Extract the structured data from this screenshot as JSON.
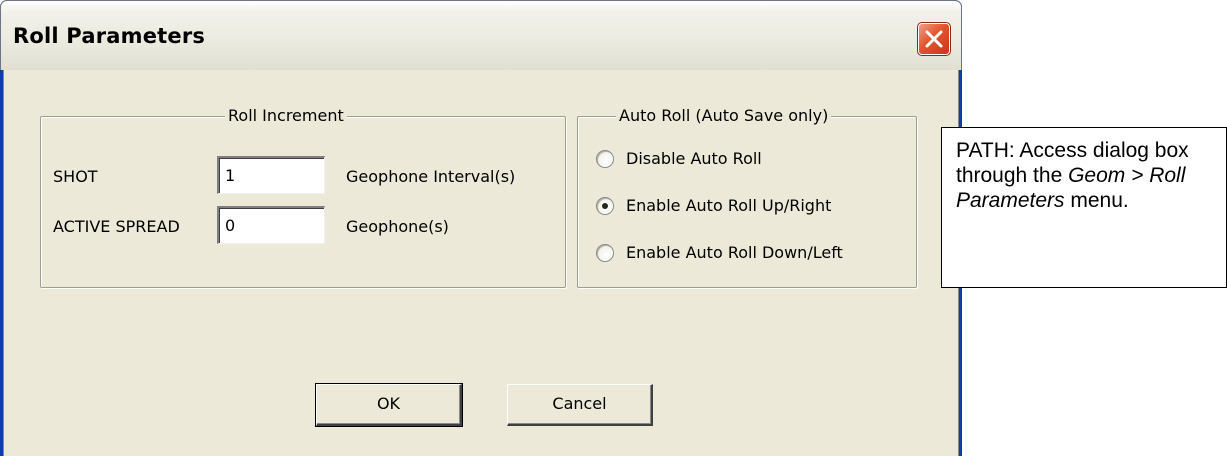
{
  "dialog": {
    "title": "Roll Parameters",
    "close_icon": "close-x-icon",
    "roll_increment": {
      "title": "Roll Increment",
      "shot_label": "SHOT",
      "shot_value": "1",
      "shot_unit": "Geophone Interval(s)",
      "spread_label": "ACTIVE SPREAD",
      "spread_value": "0",
      "spread_unit": "Geophone(s)"
    },
    "auto_roll": {
      "title": "Auto Roll (Auto Save only)",
      "options": [
        {
          "label": "Disable Auto Roll",
          "selected": false
        },
        {
          "label": "Enable Auto Roll Up/Right",
          "selected": true
        },
        {
          "label": "Enable Auto Roll Down/Left",
          "selected": false
        }
      ]
    },
    "ok_label": "OK",
    "cancel_label": "Cancel"
  },
  "note": {
    "prefix": "PATH: Access dialog box through the ",
    "menu_path": "Geom > Roll Parameters",
    "suffix": " menu."
  },
  "colors": {
    "titlebar_close": "#e2552d",
    "dialog_face": "#ece9d8",
    "window_frame": "#0b3fa8"
  }
}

# Problem to work on
Find every line in the records that has the string "Enable", then state how many there are and nothing else.

# Correct answer
2